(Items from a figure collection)
** begin **
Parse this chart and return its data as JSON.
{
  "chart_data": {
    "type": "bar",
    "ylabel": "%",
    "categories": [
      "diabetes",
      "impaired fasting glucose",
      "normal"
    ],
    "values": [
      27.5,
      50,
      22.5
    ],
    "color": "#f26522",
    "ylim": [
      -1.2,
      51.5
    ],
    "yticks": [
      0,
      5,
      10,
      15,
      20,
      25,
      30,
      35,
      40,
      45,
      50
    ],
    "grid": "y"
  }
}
** end **
** begin **
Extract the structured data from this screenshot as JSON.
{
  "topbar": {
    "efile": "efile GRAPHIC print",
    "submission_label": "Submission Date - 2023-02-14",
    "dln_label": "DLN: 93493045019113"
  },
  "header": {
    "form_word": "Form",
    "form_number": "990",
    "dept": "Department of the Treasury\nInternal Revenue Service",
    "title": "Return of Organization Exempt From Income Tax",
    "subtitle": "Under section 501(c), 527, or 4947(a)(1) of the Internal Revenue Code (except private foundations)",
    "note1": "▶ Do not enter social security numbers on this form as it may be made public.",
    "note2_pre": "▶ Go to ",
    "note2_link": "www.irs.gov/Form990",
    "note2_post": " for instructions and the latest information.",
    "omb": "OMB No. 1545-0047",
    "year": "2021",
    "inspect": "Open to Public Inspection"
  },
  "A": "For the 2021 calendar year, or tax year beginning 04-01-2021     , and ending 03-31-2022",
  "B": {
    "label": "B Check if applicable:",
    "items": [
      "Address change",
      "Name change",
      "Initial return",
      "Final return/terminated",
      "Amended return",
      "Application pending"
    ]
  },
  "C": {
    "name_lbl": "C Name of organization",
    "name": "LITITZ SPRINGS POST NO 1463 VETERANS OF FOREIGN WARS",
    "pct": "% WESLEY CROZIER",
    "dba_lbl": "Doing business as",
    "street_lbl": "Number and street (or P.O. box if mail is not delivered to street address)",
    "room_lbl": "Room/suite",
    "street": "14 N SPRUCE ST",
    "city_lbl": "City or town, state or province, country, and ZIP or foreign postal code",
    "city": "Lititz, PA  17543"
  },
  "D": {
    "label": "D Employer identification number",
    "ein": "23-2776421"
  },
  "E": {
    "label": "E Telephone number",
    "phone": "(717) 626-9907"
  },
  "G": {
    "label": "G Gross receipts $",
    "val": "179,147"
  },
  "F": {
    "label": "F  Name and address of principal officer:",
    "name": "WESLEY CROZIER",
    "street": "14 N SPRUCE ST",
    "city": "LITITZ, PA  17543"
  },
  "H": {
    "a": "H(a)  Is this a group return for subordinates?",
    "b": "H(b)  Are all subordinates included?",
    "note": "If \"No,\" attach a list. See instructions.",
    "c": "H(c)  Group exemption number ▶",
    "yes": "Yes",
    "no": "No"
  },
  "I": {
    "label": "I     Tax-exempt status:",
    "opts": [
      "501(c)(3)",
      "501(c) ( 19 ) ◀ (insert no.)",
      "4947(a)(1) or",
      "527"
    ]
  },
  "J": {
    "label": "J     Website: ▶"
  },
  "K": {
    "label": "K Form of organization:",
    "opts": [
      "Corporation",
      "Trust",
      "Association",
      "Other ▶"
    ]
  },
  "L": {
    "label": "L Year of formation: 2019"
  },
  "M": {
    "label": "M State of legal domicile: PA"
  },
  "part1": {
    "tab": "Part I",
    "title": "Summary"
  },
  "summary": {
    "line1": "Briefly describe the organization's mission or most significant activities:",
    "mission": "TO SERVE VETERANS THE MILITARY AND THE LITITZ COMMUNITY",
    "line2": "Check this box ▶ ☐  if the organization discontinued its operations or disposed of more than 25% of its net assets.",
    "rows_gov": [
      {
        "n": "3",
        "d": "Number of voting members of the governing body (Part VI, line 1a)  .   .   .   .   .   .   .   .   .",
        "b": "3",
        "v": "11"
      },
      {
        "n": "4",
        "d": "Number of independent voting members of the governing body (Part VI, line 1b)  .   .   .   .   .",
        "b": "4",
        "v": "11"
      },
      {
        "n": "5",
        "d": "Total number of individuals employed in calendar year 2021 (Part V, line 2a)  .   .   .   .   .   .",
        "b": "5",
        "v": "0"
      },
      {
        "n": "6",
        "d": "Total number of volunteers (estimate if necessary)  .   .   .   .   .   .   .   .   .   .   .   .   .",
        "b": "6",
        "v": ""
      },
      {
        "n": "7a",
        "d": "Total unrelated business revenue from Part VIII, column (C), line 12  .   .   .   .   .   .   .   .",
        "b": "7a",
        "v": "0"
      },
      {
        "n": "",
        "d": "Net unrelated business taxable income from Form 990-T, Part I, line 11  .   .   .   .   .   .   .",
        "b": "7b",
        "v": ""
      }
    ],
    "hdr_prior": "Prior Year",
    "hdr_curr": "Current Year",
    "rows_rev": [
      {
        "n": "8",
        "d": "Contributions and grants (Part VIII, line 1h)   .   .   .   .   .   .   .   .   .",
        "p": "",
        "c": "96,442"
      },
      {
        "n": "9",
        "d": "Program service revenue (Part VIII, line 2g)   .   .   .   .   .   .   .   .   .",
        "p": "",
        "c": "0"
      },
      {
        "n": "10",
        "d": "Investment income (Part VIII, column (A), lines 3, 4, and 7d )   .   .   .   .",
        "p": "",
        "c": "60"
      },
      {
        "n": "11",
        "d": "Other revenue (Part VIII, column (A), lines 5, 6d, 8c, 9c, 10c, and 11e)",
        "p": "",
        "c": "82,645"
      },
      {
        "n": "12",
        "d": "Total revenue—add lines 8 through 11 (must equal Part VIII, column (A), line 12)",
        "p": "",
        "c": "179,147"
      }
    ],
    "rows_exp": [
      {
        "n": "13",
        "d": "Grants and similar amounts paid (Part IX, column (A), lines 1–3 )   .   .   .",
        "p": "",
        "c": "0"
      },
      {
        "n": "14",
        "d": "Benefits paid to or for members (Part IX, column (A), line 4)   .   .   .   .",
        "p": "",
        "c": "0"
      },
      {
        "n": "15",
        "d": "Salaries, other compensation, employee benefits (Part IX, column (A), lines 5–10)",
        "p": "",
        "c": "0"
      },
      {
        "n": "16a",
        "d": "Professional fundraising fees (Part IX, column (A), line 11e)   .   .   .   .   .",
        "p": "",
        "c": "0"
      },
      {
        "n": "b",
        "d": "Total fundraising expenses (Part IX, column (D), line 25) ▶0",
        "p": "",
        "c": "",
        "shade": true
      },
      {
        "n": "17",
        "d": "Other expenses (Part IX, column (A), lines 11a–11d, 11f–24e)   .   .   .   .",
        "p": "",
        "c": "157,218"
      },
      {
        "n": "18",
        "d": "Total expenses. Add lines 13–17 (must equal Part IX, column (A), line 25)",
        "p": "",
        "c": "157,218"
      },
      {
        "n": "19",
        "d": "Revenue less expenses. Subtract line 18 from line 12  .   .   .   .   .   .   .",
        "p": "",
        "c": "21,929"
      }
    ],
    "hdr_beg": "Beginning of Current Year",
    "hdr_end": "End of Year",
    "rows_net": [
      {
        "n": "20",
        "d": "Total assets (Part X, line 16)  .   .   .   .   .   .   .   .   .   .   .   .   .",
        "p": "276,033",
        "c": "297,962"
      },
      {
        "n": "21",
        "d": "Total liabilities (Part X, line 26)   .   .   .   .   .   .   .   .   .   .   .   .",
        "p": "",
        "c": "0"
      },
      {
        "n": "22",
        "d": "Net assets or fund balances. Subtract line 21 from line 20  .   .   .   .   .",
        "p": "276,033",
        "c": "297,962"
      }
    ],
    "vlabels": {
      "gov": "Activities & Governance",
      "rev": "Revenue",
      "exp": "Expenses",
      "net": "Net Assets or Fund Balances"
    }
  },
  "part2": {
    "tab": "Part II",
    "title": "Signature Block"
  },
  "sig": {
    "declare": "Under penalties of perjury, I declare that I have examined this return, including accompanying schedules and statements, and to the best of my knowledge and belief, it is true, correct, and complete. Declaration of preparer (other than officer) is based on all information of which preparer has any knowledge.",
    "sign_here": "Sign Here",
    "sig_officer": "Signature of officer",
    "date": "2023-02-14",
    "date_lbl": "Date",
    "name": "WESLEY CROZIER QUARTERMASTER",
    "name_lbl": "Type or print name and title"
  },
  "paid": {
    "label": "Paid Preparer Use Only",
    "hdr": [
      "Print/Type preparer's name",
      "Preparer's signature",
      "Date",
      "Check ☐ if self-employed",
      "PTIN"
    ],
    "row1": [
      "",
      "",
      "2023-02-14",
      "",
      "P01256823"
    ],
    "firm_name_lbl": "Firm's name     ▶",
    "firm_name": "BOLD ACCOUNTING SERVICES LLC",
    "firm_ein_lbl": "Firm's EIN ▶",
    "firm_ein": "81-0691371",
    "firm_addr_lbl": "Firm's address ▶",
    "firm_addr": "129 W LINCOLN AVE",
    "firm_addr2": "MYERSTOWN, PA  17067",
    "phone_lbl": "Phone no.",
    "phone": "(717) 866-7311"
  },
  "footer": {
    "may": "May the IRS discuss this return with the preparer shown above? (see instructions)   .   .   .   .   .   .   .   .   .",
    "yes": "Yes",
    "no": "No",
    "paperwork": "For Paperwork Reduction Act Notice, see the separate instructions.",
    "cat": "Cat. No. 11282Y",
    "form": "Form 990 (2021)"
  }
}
** end **
Goal of the exercise ▸ Of all the lines in the material above, how many contain the word "calendar"? Give only the count.

Worked answer ▸ 2